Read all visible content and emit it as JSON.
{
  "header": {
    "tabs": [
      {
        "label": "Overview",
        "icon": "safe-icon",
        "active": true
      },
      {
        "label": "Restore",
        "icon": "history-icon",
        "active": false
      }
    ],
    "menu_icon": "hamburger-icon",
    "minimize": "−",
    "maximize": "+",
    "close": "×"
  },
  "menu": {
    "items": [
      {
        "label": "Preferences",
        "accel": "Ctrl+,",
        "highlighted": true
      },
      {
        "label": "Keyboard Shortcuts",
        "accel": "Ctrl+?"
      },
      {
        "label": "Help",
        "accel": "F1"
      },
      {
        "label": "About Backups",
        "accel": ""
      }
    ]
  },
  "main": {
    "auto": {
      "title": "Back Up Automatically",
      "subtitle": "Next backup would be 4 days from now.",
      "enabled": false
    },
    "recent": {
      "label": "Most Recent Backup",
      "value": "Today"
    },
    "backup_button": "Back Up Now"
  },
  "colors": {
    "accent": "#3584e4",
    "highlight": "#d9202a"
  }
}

**WORK INSTRUCTIONS**
Restate the whole of the material exactly.

**THE ANSWER**
Read all visible content and emit it as JSON.
{
  "header": {
    "tabs": [
      {
        "label": "Overview",
        "icon": "safe-icon",
        "active": true
      },
      {
        "label": "Restore",
        "icon": "history-icon",
        "active": false
      }
    ],
    "menu_icon": "hamburger-icon",
    "minimize": "−",
    "maximize": "+",
    "close": "×"
  },
  "menu": {
    "items": [
      {
        "label": "Preferences",
        "accel": "Ctrl+,",
        "highlighted": true
      },
      {
        "label": "Keyboard Shortcuts",
        "accel": "Ctrl+?"
      },
      {
        "label": "Help",
        "accel": "F1"
      },
      {
        "label": "About Backups",
        "accel": ""
      }
    ]
  },
  "main": {
    "auto": {
      "title": "Back Up Automatically",
      "subtitle": "Next backup would be 4 days from now.",
      "enabled": false
    },
    "recent": {
      "label": "Most Recent Backup",
      "value": "Today"
    },
    "backup_button": "Back Up Now"
  },
  "colors": {
    "accent": "#3584e4",
    "highlight": "#d9202a"
  }
}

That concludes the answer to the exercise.